> _WRITTEN REQUEST_
Below is a block of records: output all of them exactly and leave out the pictures.

Begin RECORD EXCERPTS

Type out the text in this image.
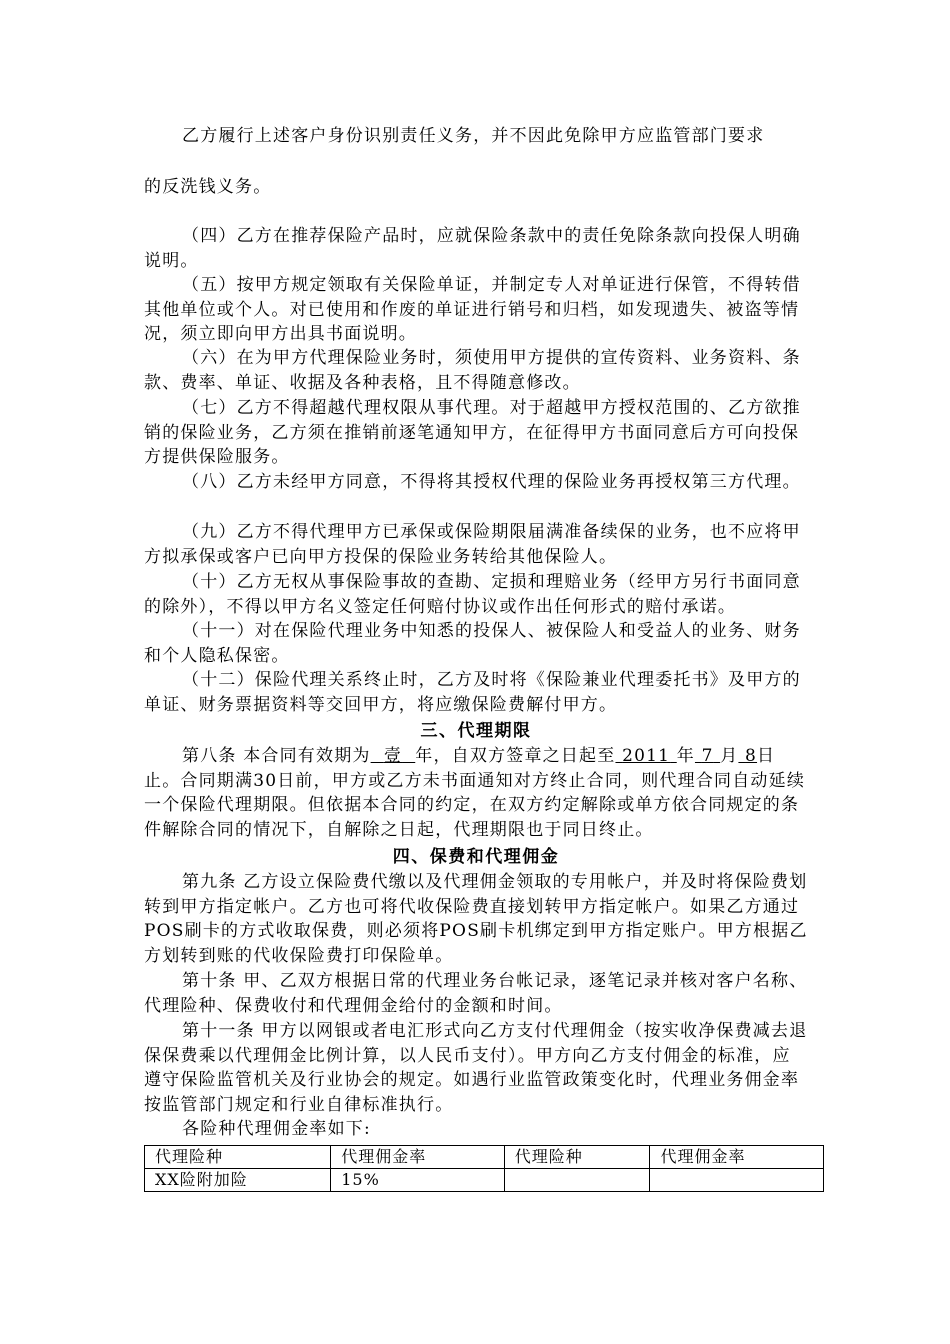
乙方履行上述客户身份识别责任义务，并不因此免除甲方应监管部门要求

的反洗钱义务。

（四）乙方在推荐保险产品时，应就保险条款中的责任免除条款向投保人明确说明。

（五）按甲方规定领取有关保险单证，并制定专人对单证进行保管，不得转借其他单位或个人。对已使用和作废的单证进行销号和归档，如发现遗失、被盗等情况，须立即向甲方出具书面说明。

（六）在为甲方代理保险业务时，须使用甲方提供的宣传资料、业务资料、条款、费率、单证、收据及各种表格，且不得随意修改。

（七）乙方不得超越代理权限从事代理。对于超越甲方授权范围的、乙方欲推销的保险业务，乙方须在推销前逐笔通知甲方，在征得甲方书面同意后方可向投保方提供保险服务。

（八）乙方未经甲方同意，不得将其授权代理的保险业务再授权第三方代理。

（九）乙方不得代理甲方已承保或保险期限届满准备续保的业务，也不应将甲方拟承保或客户已向甲方投保的保险业务转给其他保险人。

（十）乙方无权从事保险事故的查勘、定损和理赔业务（经甲方另行书面同意的除外），不得以甲方名义签定任何赔付协议或作出任何形式的赔付承诺。

（十一）对在保险代理业务中知悉的投保人、被保险人和受益人的业务、财务和个人隐私保密。

（十二）保险代理关系终止时，乙方及时将《保险兼业代理委托书》及甲方的单证、财务票据资料等交回甲方，将应缴保险费解付甲方。

三、代理期限

第八条 本合同有效期为 壹 年，自双方签章之日起至 2011 年 7 月 8日止。合同期满30日前，甲方或乙方未书面通知对方终止合同，则代理合同自动延续一个保险代理期限。但依据本合同的约定，在双方约定解除或单方依合同规定的条件解除合同的情况下，自解除之日起，代理期限也于同日终止。

四、保费和代理佣金

第九条 乙方设立保险费代缴以及代理佣金领取的专用帐户，并及时将保险费划转到甲方指定帐户。乙方也可将代收保险费直接划转甲方指定帐户。如果乙方通过POS刷卡的方式收取保费，则必须将POS刷卡机绑定到甲方指定账户。甲方根据乙方划转到账的代收保险费打印保险单。

第十条 甲、乙双方根据日常的代理业务台帐记录，逐笔记录并核对客户名称、代理险种、保费收付和代理佣金给付的金额和时间。

第十一条 甲方以网银或者电汇形式向乙方支付代理佣金（按实收净保费减去退保保费乘以代理佣金比例计算，以人民币支付）。甲方向乙方支付佣金的标准，应遵守保险监管机关及行业协会的规定。如遇行业监管政策变化时，代理业务佣金率按监管部门规定和行业自律标准执行。

各险种代理佣金率如下:

代理险种	代理佣金率	代理险种	代理佣金率
XX险附加险	15%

End RECORD EXCERPTS

> _RESPONSE_
Type out the text in this image.
乙方履行上述客户身份识别责任义务，并不因此免除甲方应监管部门要求

的反洗钱义务。

（四）乙方在推荐保险产品时，应就保险条款中的责任免除条款向投保人明确说明。

（五）按甲方规定领取有关保险单证，并制定专人对单证进行保管，不得转借其他单位或个人。对已使用和作废的单证进行销号和归档，如发现遗失、被盗等情况，须立即向甲方出具书面说明。

（六）在为甲方代理保险业务时，须使用甲方提供的宣传资料、业务资料、条款、费率、单证、收据及各种表格，且不得随意修改。

（七）乙方不得超越代理权限从事代理。对于超越甲方授权范围的、乙方欲推销的保险业务，乙方须在推销前逐笔通知甲方，在征得甲方书面同意后方可向投保方提供保险服务。

（八）乙方未经甲方同意，不得将其授权代理的保险业务再授权第三方代理。

（九）乙方不得代理甲方已承保或保险期限届满准备续保的业务，也不应将甲方拟承保或客户已向甲方投保的保险业务转给其他保险人。

（十）乙方无权从事保险事故的查勘、定损和理赔业务（经甲方另行书面同意的除外），不得以甲方名义签定任何赔付协议或作出任何形式的赔付承诺。

（十一）对在保险代理业务中知悉的投保人、被保险人和受益人的业务、财务和个人隐私保密。

（十二）保险代理关系终止时，乙方及时将《保险兼业代理委托书》及甲方的单证、财务票据资料等交回甲方，将应缴保险费解付甲方。

三、代理期限

第八条 本合同有效期为 壹 年，自双方签章之日起至 2011 年 7 月 8日止。合同期满30日前，甲方或乙方未书面通知对方终止合同，则代理合同自动延续一个保险代理期限。但依据本合同的约定，在双方约定解除或单方依合同规定的条件解除合同的情况下，自解除之日起，代理期限也于同日终止。

四、保费和代理佣金

第九条 乙方设立保险费代缴以及代理佣金领取的专用帐户，并及时将保险费划转到甲方指定帐户。乙方也可将代收保险费直接划转甲方指定帐户。如果乙方通过POS刷卡的方式收取保费，则必须将POS刷卡机绑定到甲方指定账户。甲方根据乙方划转到账的代收保险费打印保险单。

第十条 甲、乙双方根据日常的代理业务台帐记录，逐笔记录并核对客户名称、代理险种、保费收付和代理佣金给付的金额和时间。

第十一条 甲方以网银或者电汇形式向乙方支付代理佣金（按实收净保费减去退保保费乘以代理佣金比例计算，以人民币支付）。甲方向乙方支付佣金的标准，应遵守保险监管机关及行业协会的规定。如遇行业监管政策变化时，代理业务佣金率按监管部门规定和行业自律标准执行。

各险种代理佣金率如下:

代理险种	代理佣金率	代理险种	代理佣金率
XX险附加险	15%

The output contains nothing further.